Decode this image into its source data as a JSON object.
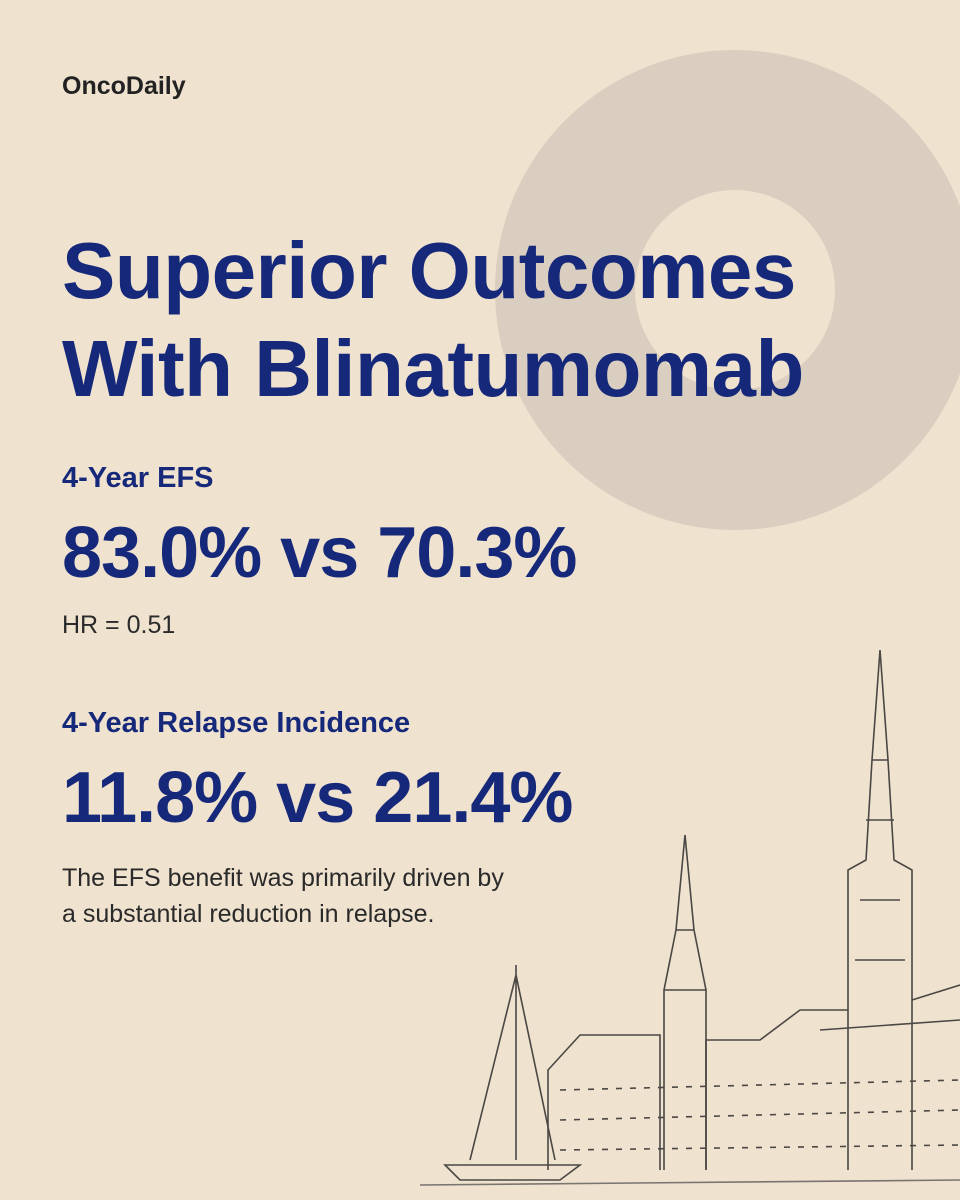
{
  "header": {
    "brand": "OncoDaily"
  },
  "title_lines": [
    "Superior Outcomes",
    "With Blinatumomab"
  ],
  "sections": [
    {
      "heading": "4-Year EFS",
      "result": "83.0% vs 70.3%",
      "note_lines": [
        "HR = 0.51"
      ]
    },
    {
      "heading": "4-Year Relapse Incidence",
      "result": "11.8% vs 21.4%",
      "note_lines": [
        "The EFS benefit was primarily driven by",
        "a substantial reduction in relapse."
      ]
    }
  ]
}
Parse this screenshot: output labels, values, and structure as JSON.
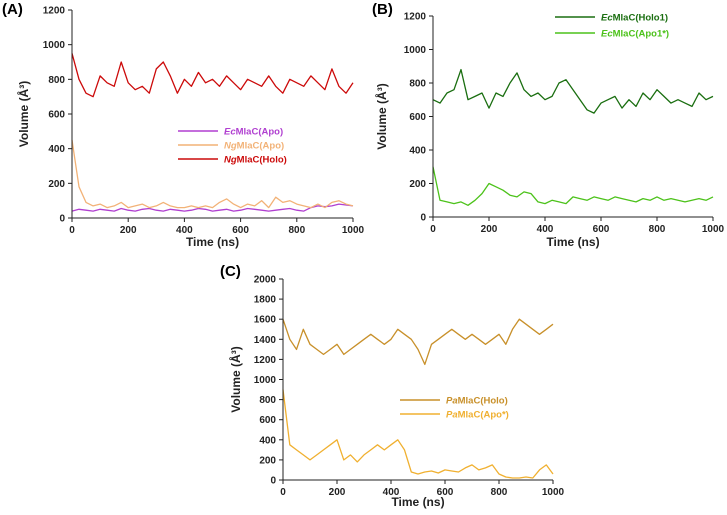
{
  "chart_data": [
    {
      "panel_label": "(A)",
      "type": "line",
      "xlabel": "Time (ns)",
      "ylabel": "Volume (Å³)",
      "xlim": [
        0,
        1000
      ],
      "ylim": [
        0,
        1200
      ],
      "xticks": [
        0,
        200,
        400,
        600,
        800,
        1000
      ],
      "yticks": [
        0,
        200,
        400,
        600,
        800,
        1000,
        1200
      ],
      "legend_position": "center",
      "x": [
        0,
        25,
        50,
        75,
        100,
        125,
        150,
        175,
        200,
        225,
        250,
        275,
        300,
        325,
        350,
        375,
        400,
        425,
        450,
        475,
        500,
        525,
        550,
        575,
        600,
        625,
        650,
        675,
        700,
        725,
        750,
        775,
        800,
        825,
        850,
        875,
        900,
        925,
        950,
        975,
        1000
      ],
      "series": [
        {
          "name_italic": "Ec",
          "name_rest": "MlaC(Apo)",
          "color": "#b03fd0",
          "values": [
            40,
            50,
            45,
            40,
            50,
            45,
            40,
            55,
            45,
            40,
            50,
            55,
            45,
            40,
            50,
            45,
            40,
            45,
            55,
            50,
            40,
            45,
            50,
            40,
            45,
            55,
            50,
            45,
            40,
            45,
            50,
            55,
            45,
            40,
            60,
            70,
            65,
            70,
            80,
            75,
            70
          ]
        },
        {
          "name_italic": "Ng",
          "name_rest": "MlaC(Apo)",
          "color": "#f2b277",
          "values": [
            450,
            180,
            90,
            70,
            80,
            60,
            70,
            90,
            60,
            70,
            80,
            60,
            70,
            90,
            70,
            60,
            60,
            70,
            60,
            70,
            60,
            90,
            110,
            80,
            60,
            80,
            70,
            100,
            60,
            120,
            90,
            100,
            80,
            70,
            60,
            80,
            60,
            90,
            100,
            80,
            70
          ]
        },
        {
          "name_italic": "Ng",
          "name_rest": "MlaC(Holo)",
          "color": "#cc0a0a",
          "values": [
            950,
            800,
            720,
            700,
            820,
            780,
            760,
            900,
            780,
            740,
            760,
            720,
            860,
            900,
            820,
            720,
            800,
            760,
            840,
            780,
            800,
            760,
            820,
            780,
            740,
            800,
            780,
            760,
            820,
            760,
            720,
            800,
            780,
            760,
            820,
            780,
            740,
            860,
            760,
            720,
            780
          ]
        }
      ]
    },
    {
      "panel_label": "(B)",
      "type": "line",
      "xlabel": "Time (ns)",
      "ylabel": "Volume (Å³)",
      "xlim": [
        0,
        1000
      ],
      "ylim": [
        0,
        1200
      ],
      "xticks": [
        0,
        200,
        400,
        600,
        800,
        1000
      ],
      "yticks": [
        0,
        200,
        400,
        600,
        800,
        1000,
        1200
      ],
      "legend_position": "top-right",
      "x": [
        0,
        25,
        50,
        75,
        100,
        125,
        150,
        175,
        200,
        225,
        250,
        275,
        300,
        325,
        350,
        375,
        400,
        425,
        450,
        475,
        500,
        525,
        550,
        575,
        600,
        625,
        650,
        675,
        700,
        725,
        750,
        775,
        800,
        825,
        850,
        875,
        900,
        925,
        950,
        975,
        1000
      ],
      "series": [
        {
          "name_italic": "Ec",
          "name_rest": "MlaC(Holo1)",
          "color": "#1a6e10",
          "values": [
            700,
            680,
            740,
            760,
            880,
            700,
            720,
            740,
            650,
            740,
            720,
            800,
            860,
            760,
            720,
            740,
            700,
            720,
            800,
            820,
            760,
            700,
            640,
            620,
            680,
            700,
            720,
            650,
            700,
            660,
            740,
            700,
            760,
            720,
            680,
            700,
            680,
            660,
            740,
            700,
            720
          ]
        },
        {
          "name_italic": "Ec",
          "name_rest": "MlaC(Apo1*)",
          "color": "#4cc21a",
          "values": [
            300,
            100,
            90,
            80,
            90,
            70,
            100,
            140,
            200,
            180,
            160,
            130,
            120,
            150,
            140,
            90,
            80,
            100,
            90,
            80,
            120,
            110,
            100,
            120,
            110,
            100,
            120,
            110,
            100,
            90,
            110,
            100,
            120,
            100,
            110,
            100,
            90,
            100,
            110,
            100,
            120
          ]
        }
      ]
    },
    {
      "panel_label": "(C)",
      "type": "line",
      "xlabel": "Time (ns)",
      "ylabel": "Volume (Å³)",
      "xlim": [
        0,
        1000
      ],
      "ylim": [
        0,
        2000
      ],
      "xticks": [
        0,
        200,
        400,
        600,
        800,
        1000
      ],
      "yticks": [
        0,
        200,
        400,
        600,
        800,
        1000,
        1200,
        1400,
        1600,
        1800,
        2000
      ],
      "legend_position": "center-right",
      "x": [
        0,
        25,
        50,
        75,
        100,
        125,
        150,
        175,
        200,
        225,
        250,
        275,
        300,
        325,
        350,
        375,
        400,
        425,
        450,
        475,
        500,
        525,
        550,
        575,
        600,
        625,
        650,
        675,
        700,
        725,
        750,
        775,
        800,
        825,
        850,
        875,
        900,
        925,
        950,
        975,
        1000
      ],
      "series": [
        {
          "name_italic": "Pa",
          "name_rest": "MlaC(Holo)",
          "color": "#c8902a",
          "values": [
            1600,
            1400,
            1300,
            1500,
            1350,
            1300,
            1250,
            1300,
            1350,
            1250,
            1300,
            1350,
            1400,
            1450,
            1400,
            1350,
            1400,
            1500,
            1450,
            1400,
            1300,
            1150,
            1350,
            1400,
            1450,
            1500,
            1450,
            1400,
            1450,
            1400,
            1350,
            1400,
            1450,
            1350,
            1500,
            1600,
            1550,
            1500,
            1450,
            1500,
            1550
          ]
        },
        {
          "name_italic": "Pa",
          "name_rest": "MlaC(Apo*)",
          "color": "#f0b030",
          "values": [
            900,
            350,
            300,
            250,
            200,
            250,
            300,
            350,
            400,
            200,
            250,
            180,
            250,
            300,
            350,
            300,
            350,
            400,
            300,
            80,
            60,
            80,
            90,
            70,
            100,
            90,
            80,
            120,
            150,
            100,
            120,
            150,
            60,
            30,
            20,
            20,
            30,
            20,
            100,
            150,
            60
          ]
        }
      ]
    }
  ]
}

◆ GOAL:
Nothing in the entries above should change when they are printed again, except that the pictures are dropped.

◆ RESULT OF THIS TASK:
Decode this image into its source data as a JSON object.
{
  "header": {
    "brand": "OncoDaily"
  },
  "title_lines": [
    "Superior Outcomes",
    "With Blinatumomab"
  ],
  "sections": [
    {
      "heading": "4-Year EFS",
      "result": "83.0% vs 70.3%",
      "note_lines": [
        "HR = 0.51"
      ]
    },
    {
      "heading": "4-Year Relapse Incidence",
      "result": "11.8% vs 21.4%",
      "note_lines": [
        "The EFS benefit was primarily driven by",
        "a substantial reduction in relapse."
      ]
    }
  ]
}
Parse this screenshot: output labels, values, and structure as JSON.
{
  "chart_data": [
    {
      "panel_label": "(A)",
      "type": "line",
      "xlabel": "Time (ns)",
      "ylabel": "Volume (Å³)",
      "xlim": [
        0,
        1000
      ],
      "ylim": [
        0,
        1200
      ],
      "xticks": [
        0,
        200,
        400,
        600,
        800,
        1000
      ],
      "yticks": [
        0,
        200,
        400,
        600,
        800,
        1000,
        1200
      ],
      "legend_position": "center",
      "x": [
        0,
        25,
        50,
        75,
        100,
        125,
        150,
        175,
        200,
        225,
        250,
        275,
        300,
        325,
        350,
        375,
        400,
        425,
        450,
        475,
        500,
        525,
        550,
        575,
        600,
        625,
        650,
        675,
        700,
        725,
        750,
        775,
        800,
        825,
        850,
        875,
        900,
        925,
        950,
        975,
        1000
      ],
      "series": [
        {
          "name_italic": "Ec",
          "name_rest": "MlaC(Apo)",
          "color": "#b03fd0",
          "values": [
            40,
            50,
            45,
            40,
            50,
            45,
            40,
            55,
            45,
            40,
            50,
            55,
            45,
            40,
            50,
            45,
            40,
            45,
            55,
            50,
            40,
            45,
            50,
            40,
            45,
            55,
            50,
            45,
            40,
            45,
            50,
            55,
            45,
            40,
            60,
            70,
            65,
            70,
            80,
            75,
            70
          ]
        },
        {
          "name_italic": "Ng",
          "name_rest": "MlaC(Apo)",
          "color": "#f2b277",
          "values": [
            450,
            180,
            90,
            70,
            80,
            60,
            70,
            90,
            60,
            70,
            80,
            60,
            70,
            90,
            70,
            60,
            60,
            70,
            60,
            70,
            60,
            90,
            110,
            80,
            60,
            80,
            70,
            100,
            60,
            120,
            90,
            100,
            80,
            70,
            60,
            80,
            60,
            90,
            100,
            80,
            70
          ]
        },
        {
          "name_italic": "Ng",
          "name_rest": "MlaC(Holo)",
          "color": "#cc0a0a",
          "values": [
            950,
            800,
            720,
            700,
            820,
            780,
            760,
            900,
            780,
            740,
            760,
            720,
            860,
            900,
            820,
            720,
            800,
            760,
            840,
            780,
            800,
            760,
            820,
            780,
            740,
            800,
            780,
            760,
            820,
            760,
            720,
            800,
            780,
            760,
            820,
            780,
            740,
            860,
            760,
            720,
            780
          ]
        }
      ]
    },
    {
      "panel_label": "(B)",
      "type": "line",
      "xlabel": "Time (ns)",
      "ylabel": "Volume (Å³)",
      "xlim": [
        0,
        1000
      ],
      "ylim": [
        0,
        1200
      ],
      "xticks": [
        0,
        200,
        400,
        600,
        800,
        1000
      ],
      "yticks": [
        0,
        200,
        400,
        600,
        800,
        1000,
        1200
      ],
      "legend_position": "top-right",
      "x": [
        0,
        25,
        50,
        75,
        100,
        125,
        150,
        175,
        200,
        225,
        250,
        275,
        300,
        325,
        350,
        375,
        400,
        425,
        450,
        475,
        500,
        525,
        550,
        575,
        600,
        625,
        650,
        675,
        700,
        725,
        750,
        775,
        800,
        825,
        850,
        875,
        900,
        925,
        950,
        975,
        1000
      ],
      "series": [
        {
          "name_italic": "Ec",
          "name_rest": "MlaC(Holo1)",
          "color": "#1a6e10",
          "values": [
            700,
            680,
            740,
            760,
            880,
            700,
            720,
            740,
            650,
            740,
            720,
            800,
            860,
            760,
            720,
            740,
            700,
            720,
            800,
            820,
            760,
            700,
            640,
            620,
            680,
            700,
            720,
            650,
            700,
            660,
            740,
            700,
            760,
            720,
            680,
            700,
            680,
            660,
            740,
            700,
            720
          ]
        },
        {
          "name_italic": "Ec",
          "name_rest": "MlaC(Apo1*)",
          "color": "#4cc21a",
          "values": [
            300,
            100,
            90,
            80,
            90,
            70,
            100,
            140,
            200,
            180,
            160,
            130,
            120,
            150,
            140,
            90,
            80,
            100,
            90,
            80,
            120,
            110,
            100,
            120,
            110,
            100,
            120,
            110,
            100,
            90,
            110,
            100,
            120,
            100,
            110,
            100,
            90,
            100,
            110,
            100,
            120
          ]
        }
      ]
    },
    {
      "panel_label": "(C)",
      "type": "line",
      "xlabel": "Time (ns)",
      "ylabel": "Volume (Å³)",
      "xlim": [
        0,
        1000
      ],
      "ylim": [
        0,
        2000
      ],
      "xticks": [
        0,
        200,
        400,
        600,
        800,
        1000
      ],
      "yticks": [
        0,
        200,
        400,
        600,
        800,
        1000,
        1200,
        1400,
        1600,
        1800,
        2000
      ],
      "legend_position": "center-right",
      "x": [
        0,
        25,
        50,
        75,
        100,
        125,
        150,
        175,
        200,
        225,
        250,
        275,
        300,
        325,
        350,
        375,
        400,
        425,
        450,
        475,
        500,
        525,
        550,
        575,
        600,
        625,
        650,
        675,
        700,
        725,
        750,
        775,
        800,
        825,
        850,
        875,
        900,
        925,
        950,
        975,
        1000
      ],
      "series": [
        {
          "name_italic": "Pa",
          "name_rest": "MlaC(Holo)",
          "color": "#c8902a",
          "values": [
            1600,
            1400,
            1300,
            1500,
            1350,
            1300,
            1250,
            1300,
            1350,
            1250,
            1300,
            1350,
            1400,
            1450,
            1400,
            1350,
            1400,
            1500,
            1450,
            1400,
            1300,
            1150,
            1350,
            1400,
            1450,
            1500,
            1450,
            1400,
            1450,
            1400,
            1350,
            1400,
            1450,
            1350,
            1500,
            1600,
            1550,
            1500,
            1450,
            1500,
            1550
          ]
        },
        {
          "name_italic": "Pa",
          "name_rest": "MlaC(Apo*)",
          "color": "#f0b030",
          "values": [
            900,
            350,
            300,
            250,
            200,
            250,
            300,
            350,
            400,
            200,
            250,
            180,
            250,
            300,
            350,
            300,
            350,
            400,
            300,
            80,
            60,
            80,
            90,
            70,
            100,
            90,
            80,
            120,
            150,
            100,
            120,
            150,
            60,
            30,
            20,
            20,
            30,
            20,
            100,
            150,
            60
          ]
        }
      ]
    }
  ]
}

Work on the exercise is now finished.